start DATA SUPPLIED

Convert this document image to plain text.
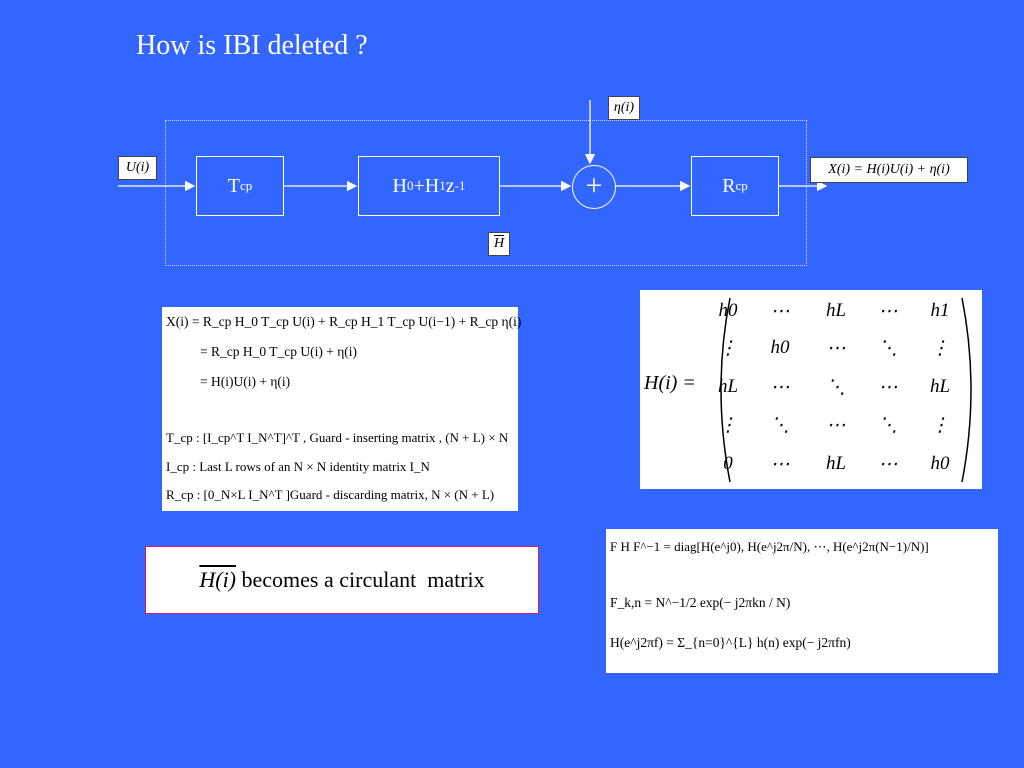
How is IBI deleted ?
U(i)
η(i)
X(i) = H(i)U(i) + η(i)
$\overline{H}$
T cp	H 0 +H 1 z -1	+	R cp
X(i) = R_cp H_0 T_cp U(i) + R_cp H_1 T_cp U(i−1) + R_cp η(i)
= R_cp H_0 T_cp U(i) + η(i)
= H(i)U(i) + η(i)
T_cp : [I_cp^T I_N^T]^T , Guard - inserting matrix , (N + L) × N
I_cp : Last L rows of an N × N identity matrix I_N
R_cp : [0_N×L I_N^T ]Guard - discarding matrix, N × (N + L)
H(i) =
h0 ⋯ hL ⋯ h1
⋮ h0 ⋯ ⋱ ⋮
hL ⋯ ⋱ ⋯ hL
⋮ ⋱ ⋯ ⋱ ⋮
0	⋯ hL ⋯ h0
H(i) becomes a circulant  matrix
F H F^−1 = diag[H(e^j0), H(e^j2π/N), ⋯, H(e^j2π(N−1)/N)]
F_k,n = N^−1/2 exp(− j2πkn / N)
H(e^j2πf) = Σ_{n=0}^{L} h(n) exp(− j2πfn)
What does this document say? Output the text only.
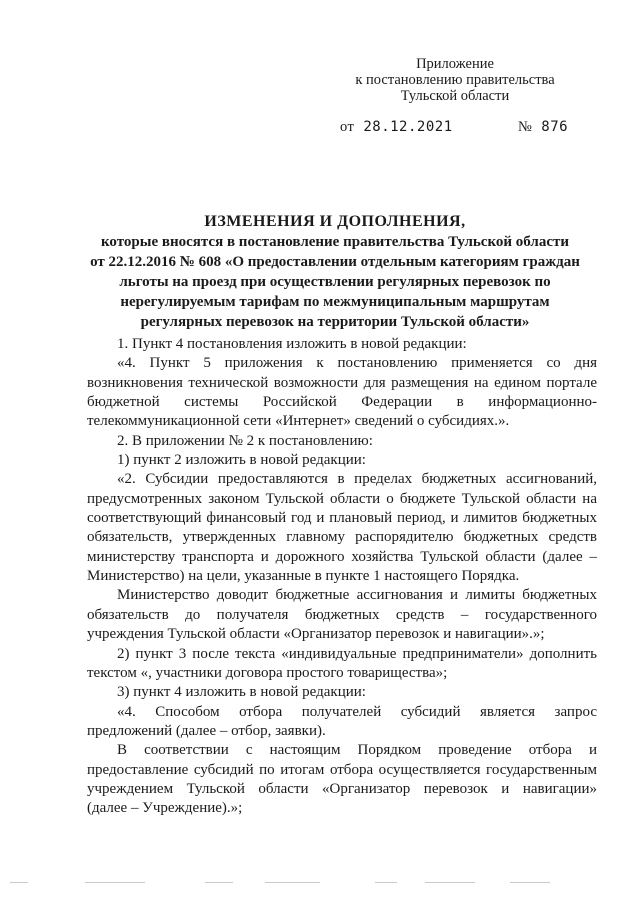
Приложение
к постановлению правительства
Тульской области
от 28.12.2021	№ 876
ИЗМЕНЕНИЯ И ДОПОЛНЕНИЯ,
которые вносятся в постановление правительства Тульской области
от 22.12.2016 № 608 «О предоставлении отдельным категориям граждан
льготы на проезд при осуществлении регулярных перевозок по
нерегулируемым тарифам по межмуниципальным маршрутам
регулярных перевозок на территории Тульской области»
1. Пункт 4 постановления изложить в новой редакции:
«4. Пункт 5 приложения к постановлению применяется со дня
возникновения технической возможности для размещения на едином портале
бюджетной системы Российской Федерации в информационно-
телекоммуникационной сети «Интернет» сведений о субсидиях.».
2. В приложении № 2 к постановлению:
1) пункт 2 изложить в новой редакции:
«2. Субсидии предоставляются в пределах бюджетных ассигнований,
предусмотренных законом Тульской области о бюджете Тульской области на
соответствующий финансовый год и плановый период, и лимитов бюджетных
обязательств, утвержденных главному распорядителю бюджетных средств
министерству транспорта и дорожного хозяйства Тульской области (далее –
Министерство) на цели, указанные в пункте 1 настоящего Порядка.
Министерство доводит бюджетные ассигнования и лимиты бюджетных
обязательств до получателя бюджетных средств – государственного
учреждения Тульской области «Организатор перевозок и навигации».»;
2) пункт 3 после текста «индивидуальные предприниматели» дополнить
текстом «, участники договора простого товарищества»;
3) пункт 4 изложить в новой редакции:
«4. Способом отбора получателей субсидий является запрос
предложений (далее – отбор, заявки).
В соответствии с настоящим Порядком проведение отбора и
предоставление субсидий по итогам отбора осуществляется государственным
учреждением Тульской области «Организатор перевозок и навигации»
(далее – Учреждение).»;
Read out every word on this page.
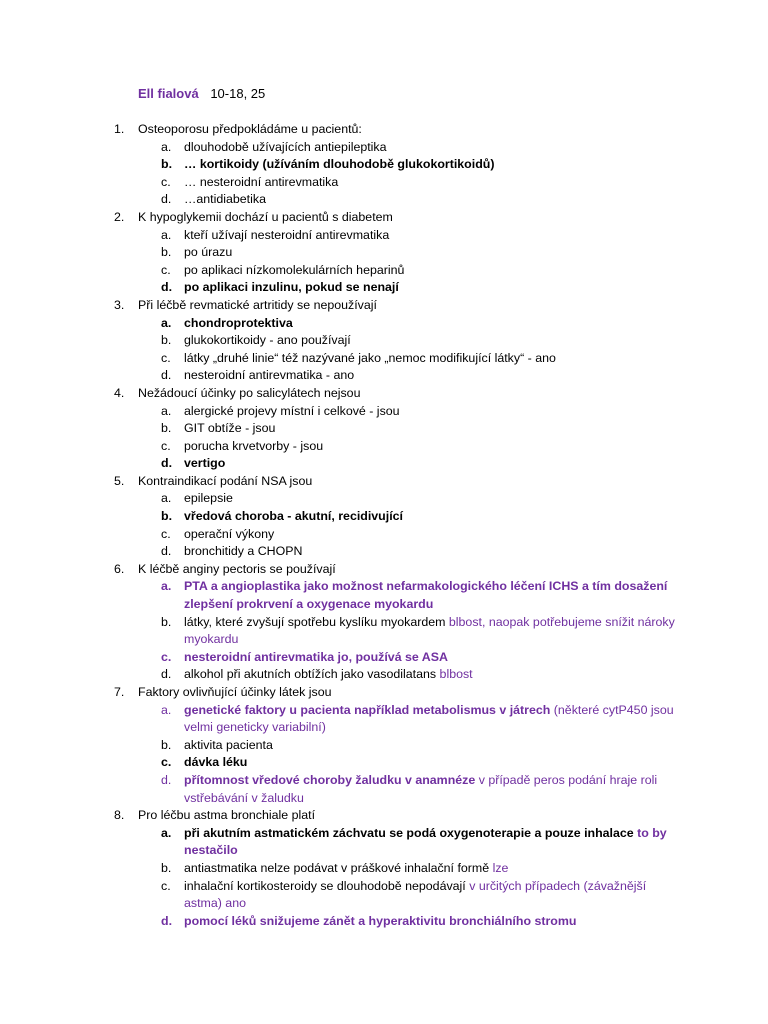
Ell fialová 10-18, 25
1. Osteoporosu předpokládáme u pacientů:
a. dlouhodobě užívajících antiepileptika
b. … kortikoidy (užíváním dlouhodobě glukokortikoidů)
c. … nesteroidní antirevmatika
d. …antidiabetika
2. K hypoglykemii dochází u pacientů s diabetem
a. kteří užívají nesteroidní antirevmatika
b. po úrazu
c. po aplikaci nízkomolekulárních heparinů
d. po aplikaci inzulinu, pokud se nenají
3. Při léčbě revmatické artritidy se nepoužívají
a. chondroprotektiva
b. glukokortikoidy - ano používají
c. látky „druhé linie“ též nazývané jako „nemoc modifikující látky“ - ano
d. nesteroidní antirevmatika - ano
4. Nežádoucí účinky po salicylátech nejsou
a. alergické projevy místní i celkové - jsou
b. GIT obtíže - jsou
c. porucha krvetvorby - jsou
d. vertigo
5. Kontraindikací podání NSA jsou
a. epilepsie
b. vředová choroba - akutní, recidivující
c. operační výkony
d. bronchitidy a CHOPN
6. K léčbě anginy pectoris se používají
a. PTA a angioplastika jako možnost nefarmakologického léčení ICHS a tím dosažení zlepšení prokrvení a oxygenace myokardu
b. látky, které zvyšují spotřebu kyslíku myokardem blbost, naopak potřebujeme snížit nároky myokardu
c. nesteroidní antirevmatika jo, používá se ASA
d. alkohol při akutních obtížích jako vasodilatans blbost
7. Faktory ovlivňující účinky látek jsou
a. genetické faktory u pacienta například metabolismus v játrech (některé cytP450 jsou velmi geneticky variabilní)
b. aktivita pacienta
c. dávka léku
d. přítomnost vředové choroby žaludku v anamnéze v případě peros podání hraje roli vstřebávání v žaludku
8. Pro léčbu astma bronchiale platí
a. při akutním astmatickém záchvatu se podá oxygenoterapie a pouze inhalace to by nestačilo
b. antiastmatika nelze podávat v práškové inhalační formě lze
c. inhalační kortikosteroidy se dlouhodobě nepodávají v určitých případech (závažnější astma) ano
d. pomocí léků snižujeme zánět a hyperaktivitu bronchiálního stromu
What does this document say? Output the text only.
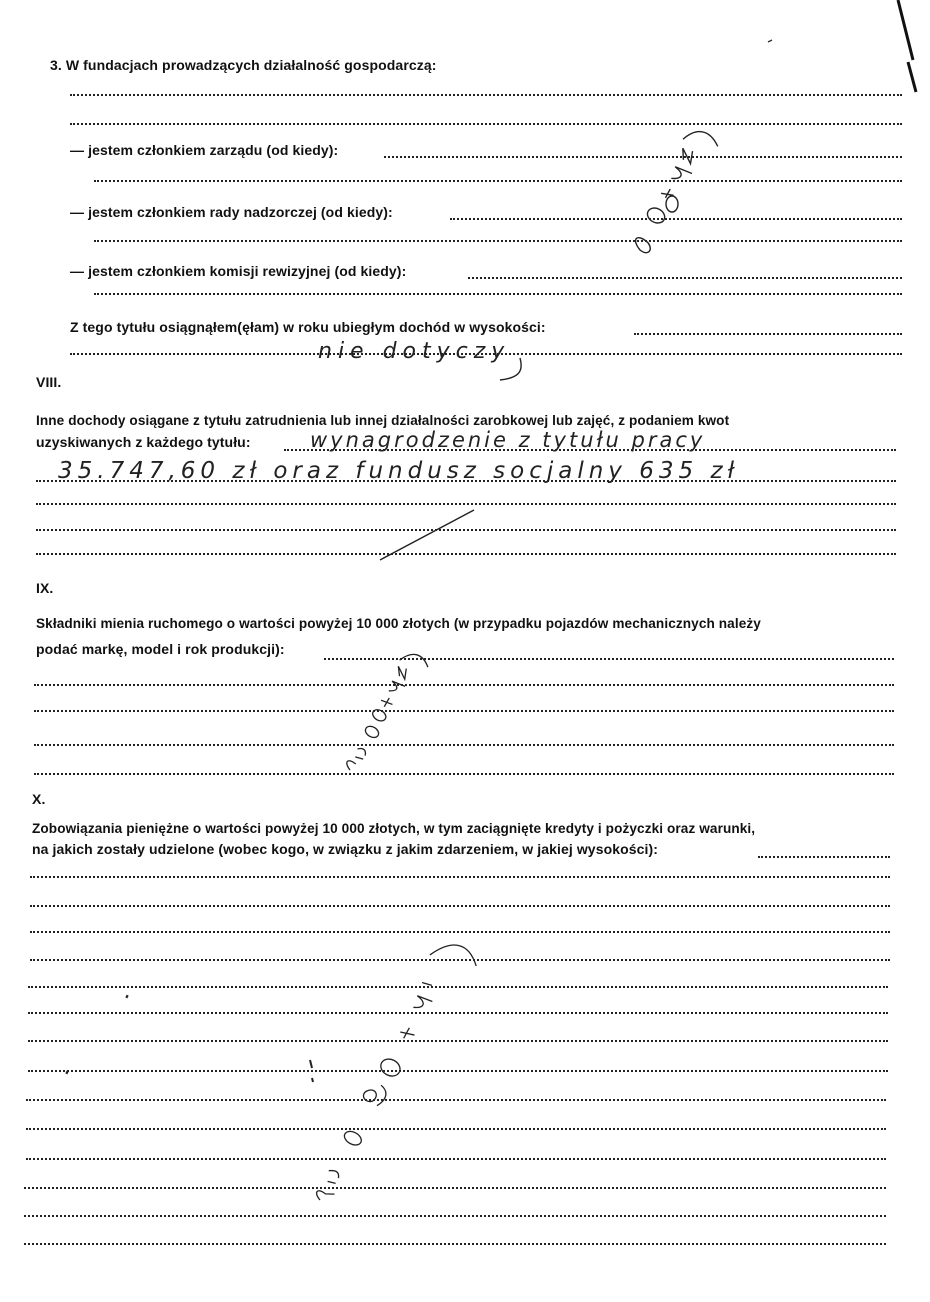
3. W fundacjach prowadzących działalność gospodarczą:
— jestem członkiem zarządu (od kiedy):
— jestem członkiem rady nadzorczej (od kiedy):
— jestem członkiem komisji rewizyjnej (od kiedy):
Z tego tytułu osiągnąłem(ęłam) w roku ubiegłym dochód w wysokości:
VIII.
Inne dochody osiągane z tytułu zatrudnienia lub innej działalności zarobkowej lub zajęć, z podaniem kwot
uzyskiwanych z każdego tytułu:
IX.
Składniki mienia ruchomego o wartości powyżej 10 000 złotych (w przypadku pojazdów mechanicznych należy
podać markę, model i rok produkcji):
X.
Zobowiązania pieniężne o wartości powyżej 10 000 złotych, w tym zaciągnięte kredyty i pożyczki oraz warunki,
na jakich zostały udzielone (wobec kogo, w związku z jakim zdarzeniem, w jakiej wysokości):
nie dotyczy
wynagrodzenie z tytułu pracy
35.747,60 zł oraz fundusz socjalny 635 zł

end DATA SUPPLIED

» AIM OF THE TASK
Within the listing above, copy each line that has the string "powyżej".

» SOLUTION FOR THIS TASK
Składniki mienia ruchomego o wartości powyżej 10 000 złotych (w przypadku pojazdów mechanicznych należy
Zobowiązania pieniężne o wartości powyżej 10 000 złotych, w tym zaciągnięte kredyty i pożyczki oraz warunki,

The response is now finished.